TASK BRIEF: The line containing "Transcribe this image's" marks the start; extract exactly from it through the last line of the entries, and omit any pictures.

GIVEN RECORDS:
>> START

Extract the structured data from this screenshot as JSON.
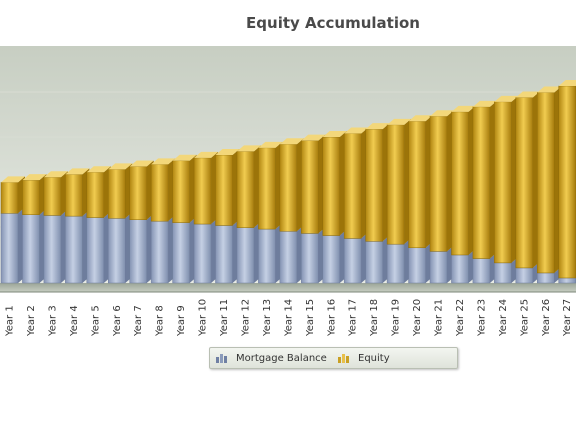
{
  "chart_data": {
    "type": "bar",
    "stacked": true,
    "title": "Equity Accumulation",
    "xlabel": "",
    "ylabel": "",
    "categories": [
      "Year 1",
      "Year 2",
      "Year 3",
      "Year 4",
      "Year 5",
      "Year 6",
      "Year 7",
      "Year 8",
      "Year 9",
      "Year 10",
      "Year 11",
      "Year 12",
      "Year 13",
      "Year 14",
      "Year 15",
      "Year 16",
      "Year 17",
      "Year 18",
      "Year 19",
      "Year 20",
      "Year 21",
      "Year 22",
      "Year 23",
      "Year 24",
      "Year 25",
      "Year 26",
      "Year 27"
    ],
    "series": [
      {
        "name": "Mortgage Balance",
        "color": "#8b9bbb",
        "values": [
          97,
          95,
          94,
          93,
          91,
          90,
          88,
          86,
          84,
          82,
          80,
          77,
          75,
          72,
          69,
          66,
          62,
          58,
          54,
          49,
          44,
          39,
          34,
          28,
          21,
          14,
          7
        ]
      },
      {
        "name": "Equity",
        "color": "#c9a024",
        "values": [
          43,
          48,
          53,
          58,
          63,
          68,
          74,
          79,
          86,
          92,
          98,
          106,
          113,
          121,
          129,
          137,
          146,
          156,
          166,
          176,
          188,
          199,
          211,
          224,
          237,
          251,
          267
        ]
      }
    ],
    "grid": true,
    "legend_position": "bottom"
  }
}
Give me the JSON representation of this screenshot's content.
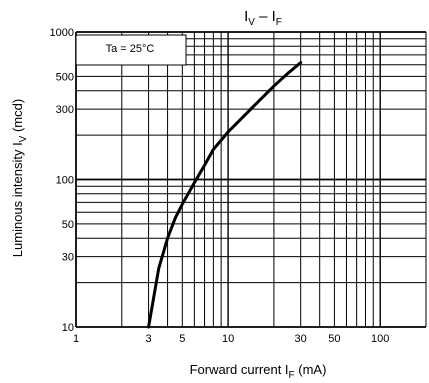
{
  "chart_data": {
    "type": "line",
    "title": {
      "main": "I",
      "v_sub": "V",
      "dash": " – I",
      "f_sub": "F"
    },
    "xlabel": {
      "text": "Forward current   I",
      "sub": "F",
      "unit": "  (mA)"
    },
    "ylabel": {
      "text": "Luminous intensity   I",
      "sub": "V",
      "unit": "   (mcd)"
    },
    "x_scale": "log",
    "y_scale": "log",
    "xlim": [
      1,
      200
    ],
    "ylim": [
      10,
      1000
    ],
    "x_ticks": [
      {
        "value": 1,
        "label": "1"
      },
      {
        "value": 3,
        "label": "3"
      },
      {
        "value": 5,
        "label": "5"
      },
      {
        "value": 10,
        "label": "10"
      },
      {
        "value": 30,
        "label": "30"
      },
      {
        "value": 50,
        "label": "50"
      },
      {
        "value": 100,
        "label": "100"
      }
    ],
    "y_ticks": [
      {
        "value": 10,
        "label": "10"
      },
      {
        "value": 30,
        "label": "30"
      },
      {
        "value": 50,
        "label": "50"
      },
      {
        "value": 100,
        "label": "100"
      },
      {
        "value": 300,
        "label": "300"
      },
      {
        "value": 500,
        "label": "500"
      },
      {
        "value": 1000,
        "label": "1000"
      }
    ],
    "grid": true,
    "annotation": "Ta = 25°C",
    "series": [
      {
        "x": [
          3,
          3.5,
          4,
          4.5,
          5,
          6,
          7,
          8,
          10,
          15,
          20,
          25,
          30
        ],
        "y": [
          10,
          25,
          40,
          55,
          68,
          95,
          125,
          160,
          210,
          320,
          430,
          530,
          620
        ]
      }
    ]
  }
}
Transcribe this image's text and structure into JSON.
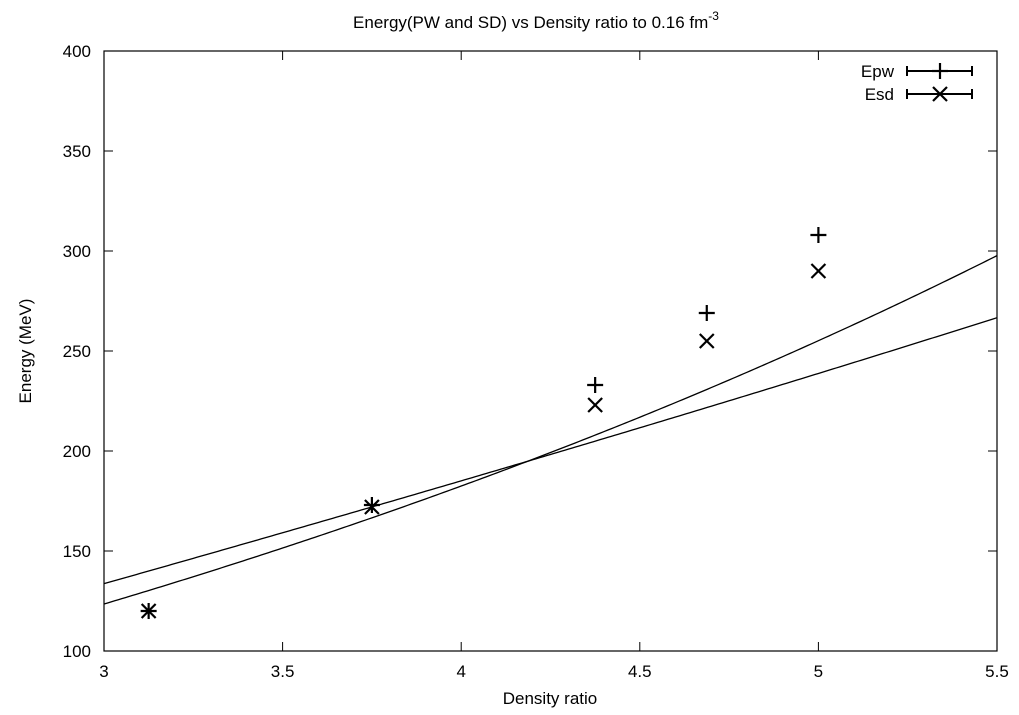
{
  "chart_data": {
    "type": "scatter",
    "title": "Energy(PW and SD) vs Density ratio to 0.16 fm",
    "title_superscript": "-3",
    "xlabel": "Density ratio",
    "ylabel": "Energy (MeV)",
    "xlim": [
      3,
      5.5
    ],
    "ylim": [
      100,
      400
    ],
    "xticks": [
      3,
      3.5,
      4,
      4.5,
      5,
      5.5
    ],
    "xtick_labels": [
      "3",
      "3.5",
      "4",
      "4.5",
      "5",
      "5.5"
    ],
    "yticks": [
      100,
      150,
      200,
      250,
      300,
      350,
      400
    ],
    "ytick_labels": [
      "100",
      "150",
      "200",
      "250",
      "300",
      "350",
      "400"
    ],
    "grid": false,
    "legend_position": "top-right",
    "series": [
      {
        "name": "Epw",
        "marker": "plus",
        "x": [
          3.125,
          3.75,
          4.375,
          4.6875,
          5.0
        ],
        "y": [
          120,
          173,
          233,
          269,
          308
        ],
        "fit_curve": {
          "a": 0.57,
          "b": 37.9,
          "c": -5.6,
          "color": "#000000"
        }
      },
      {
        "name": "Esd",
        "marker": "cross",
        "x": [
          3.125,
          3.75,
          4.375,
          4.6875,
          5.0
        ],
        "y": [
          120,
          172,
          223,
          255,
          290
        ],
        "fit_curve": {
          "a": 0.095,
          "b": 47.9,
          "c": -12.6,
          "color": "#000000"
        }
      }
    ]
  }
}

>> END

RESPONSE:
Transcribe this image's text and structure into JSON.
{
  "chart_data": {
    "type": "scatter",
    "title": "Energy(PW and SD) vs Density ratio to 0.16 fm",
    "title_superscript": "-3",
    "xlabel": "Density ratio",
    "ylabel": "Energy (MeV)",
    "xlim": [
      3,
      5.5
    ],
    "ylim": [
      100,
      400
    ],
    "xticks": [
      3,
      3.5,
      4,
      4.5,
      5,
      5.5
    ],
    "xtick_labels": [
      "3",
      "3.5",
      "4",
      "4.5",
      "5",
      "5.5"
    ],
    "yticks": [
      100,
      150,
      200,
      250,
      300,
      350,
      400
    ],
    "ytick_labels": [
      "100",
      "150",
      "200",
      "250",
      "300",
      "350",
      "400"
    ],
    "grid": false,
    "legend_position": "top-right",
    "series": [
      {
        "name": "Epw",
        "marker": "plus",
        "x": [
          3.125,
          3.75,
          4.375,
          4.6875,
          5.0
        ],
        "y": [
          120,
          173,
          233,
          269,
          308
        ],
        "fit_curve": {
          "a": 0.57,
          "b": 37.9,
          "c": -5.6,
          "color": "#000000"
        }
      },
      {
        "name": "Esd",
        "marker": "cross",
        "x": [
          3.125,
          3.75,
          4.375,
          4.6875,
          5.0
        ],
        "y": [
          120,
          172,
          223,
          255,
          290
        ],
        "fit_curve": {
          "a": 0.095,
          "b": 47.9,
          "c": -12.6,
          "color": "#000000"
        }
      }
    ]
  }
}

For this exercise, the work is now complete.